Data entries
"""
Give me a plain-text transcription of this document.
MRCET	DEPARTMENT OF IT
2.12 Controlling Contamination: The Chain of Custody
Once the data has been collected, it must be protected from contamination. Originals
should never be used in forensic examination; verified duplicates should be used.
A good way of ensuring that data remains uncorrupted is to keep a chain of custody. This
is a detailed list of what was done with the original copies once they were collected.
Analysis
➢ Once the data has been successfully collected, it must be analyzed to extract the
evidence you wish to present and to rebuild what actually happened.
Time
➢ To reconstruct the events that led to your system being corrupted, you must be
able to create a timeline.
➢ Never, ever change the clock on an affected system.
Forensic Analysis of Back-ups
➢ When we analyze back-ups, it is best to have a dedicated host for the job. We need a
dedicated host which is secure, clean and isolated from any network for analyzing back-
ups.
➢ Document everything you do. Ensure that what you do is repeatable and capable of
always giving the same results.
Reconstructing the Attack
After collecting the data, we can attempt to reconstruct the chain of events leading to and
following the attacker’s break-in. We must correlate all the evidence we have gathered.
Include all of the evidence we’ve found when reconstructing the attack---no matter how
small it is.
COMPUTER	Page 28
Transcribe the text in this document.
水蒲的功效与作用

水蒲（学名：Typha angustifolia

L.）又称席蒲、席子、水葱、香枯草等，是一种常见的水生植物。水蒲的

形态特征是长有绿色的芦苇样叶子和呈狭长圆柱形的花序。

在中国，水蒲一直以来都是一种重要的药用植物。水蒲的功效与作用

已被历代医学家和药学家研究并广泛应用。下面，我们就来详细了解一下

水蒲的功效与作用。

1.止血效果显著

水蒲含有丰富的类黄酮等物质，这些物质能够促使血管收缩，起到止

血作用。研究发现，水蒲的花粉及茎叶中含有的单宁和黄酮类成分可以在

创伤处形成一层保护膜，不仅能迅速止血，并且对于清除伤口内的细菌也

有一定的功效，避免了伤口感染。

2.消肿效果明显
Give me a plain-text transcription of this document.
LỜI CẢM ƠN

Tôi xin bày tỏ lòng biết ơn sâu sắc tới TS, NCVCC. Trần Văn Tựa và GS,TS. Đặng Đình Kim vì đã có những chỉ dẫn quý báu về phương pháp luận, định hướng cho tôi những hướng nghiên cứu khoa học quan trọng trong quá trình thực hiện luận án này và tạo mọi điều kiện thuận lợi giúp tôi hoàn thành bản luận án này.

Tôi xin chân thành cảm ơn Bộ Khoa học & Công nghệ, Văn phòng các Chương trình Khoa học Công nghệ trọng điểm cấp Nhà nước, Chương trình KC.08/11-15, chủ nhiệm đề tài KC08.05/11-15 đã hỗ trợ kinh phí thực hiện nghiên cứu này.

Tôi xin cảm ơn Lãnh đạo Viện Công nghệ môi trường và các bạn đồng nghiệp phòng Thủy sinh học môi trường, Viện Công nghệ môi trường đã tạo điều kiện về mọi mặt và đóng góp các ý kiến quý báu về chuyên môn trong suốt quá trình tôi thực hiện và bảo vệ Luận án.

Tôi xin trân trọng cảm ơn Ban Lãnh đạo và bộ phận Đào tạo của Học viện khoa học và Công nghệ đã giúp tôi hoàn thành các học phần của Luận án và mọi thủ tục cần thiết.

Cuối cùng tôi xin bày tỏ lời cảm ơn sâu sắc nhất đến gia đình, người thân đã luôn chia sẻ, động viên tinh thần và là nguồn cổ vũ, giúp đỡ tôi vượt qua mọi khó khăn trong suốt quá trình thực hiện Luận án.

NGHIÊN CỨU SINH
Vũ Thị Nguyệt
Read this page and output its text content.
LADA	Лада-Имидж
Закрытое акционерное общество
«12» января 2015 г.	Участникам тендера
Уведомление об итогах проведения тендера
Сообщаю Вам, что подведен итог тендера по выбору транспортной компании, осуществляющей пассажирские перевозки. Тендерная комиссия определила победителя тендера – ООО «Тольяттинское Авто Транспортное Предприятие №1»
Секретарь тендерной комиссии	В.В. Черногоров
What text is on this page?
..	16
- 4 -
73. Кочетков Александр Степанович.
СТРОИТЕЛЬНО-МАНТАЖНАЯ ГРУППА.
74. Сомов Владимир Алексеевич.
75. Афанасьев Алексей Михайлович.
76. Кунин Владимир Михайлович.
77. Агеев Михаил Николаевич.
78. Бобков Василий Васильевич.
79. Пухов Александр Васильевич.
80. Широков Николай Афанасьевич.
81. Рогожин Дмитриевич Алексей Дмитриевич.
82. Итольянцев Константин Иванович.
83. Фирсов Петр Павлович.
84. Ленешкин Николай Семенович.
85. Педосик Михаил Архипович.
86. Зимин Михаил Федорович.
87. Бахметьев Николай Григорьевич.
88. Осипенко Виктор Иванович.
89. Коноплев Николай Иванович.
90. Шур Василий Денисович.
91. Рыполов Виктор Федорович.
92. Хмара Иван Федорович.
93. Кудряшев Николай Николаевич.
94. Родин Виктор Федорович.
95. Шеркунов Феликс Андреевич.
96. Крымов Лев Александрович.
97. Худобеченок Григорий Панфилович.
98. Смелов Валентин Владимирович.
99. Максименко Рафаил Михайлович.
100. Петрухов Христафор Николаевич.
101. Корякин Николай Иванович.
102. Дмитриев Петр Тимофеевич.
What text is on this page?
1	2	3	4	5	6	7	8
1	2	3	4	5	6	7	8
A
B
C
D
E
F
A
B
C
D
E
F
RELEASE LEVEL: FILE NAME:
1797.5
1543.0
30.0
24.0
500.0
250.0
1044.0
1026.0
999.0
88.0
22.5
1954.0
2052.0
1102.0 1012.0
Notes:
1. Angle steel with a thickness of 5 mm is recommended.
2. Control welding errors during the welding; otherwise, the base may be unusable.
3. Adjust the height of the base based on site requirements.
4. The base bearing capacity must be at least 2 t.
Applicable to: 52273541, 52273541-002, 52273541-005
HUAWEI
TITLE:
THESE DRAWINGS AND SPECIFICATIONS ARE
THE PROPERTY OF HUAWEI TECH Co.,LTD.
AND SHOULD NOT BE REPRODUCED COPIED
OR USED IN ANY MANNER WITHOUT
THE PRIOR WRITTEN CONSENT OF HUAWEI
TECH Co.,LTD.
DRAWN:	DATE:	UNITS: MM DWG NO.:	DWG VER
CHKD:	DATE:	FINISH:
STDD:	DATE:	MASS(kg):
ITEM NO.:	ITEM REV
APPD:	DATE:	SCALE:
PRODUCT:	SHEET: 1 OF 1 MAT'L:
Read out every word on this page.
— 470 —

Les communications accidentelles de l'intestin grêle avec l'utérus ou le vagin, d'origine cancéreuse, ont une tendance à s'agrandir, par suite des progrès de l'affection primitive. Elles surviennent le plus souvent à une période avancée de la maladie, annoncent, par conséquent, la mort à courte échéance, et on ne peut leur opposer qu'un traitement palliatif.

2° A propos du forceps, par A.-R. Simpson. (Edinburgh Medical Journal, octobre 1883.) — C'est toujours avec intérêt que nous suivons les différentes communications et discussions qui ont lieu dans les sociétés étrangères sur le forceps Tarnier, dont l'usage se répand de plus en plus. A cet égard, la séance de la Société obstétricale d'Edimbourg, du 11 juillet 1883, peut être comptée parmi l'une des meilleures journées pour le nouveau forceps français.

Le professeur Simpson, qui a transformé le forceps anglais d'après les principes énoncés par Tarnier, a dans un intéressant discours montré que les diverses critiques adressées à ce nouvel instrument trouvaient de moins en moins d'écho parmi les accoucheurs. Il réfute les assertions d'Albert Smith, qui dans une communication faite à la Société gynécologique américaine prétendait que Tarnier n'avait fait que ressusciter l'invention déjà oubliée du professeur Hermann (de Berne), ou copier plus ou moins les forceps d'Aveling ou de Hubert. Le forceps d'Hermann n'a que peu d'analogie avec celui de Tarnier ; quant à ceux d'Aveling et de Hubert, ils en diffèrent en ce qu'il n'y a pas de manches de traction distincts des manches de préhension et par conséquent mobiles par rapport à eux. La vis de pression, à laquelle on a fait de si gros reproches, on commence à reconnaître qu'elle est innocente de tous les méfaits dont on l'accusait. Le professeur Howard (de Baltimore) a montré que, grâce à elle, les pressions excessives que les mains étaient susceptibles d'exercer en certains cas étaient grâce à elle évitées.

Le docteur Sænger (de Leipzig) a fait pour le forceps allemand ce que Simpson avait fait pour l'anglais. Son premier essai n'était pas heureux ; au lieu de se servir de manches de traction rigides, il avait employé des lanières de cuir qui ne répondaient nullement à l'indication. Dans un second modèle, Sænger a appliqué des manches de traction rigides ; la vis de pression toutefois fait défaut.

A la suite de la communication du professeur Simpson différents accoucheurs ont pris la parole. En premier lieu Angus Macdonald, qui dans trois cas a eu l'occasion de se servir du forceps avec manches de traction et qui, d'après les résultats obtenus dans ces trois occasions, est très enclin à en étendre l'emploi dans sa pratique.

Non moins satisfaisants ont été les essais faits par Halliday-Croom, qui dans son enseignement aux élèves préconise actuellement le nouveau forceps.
"""
▸ **Work to complete**: Filter the records, keeping only lines that contain "Николаевич", and show those lines.

▸ **Response to this exercise**:
77. Агеев Михаил Николаевич.
93. Кудряшев Николай Николаевич.
100. Петрухов Христафор Николаевич.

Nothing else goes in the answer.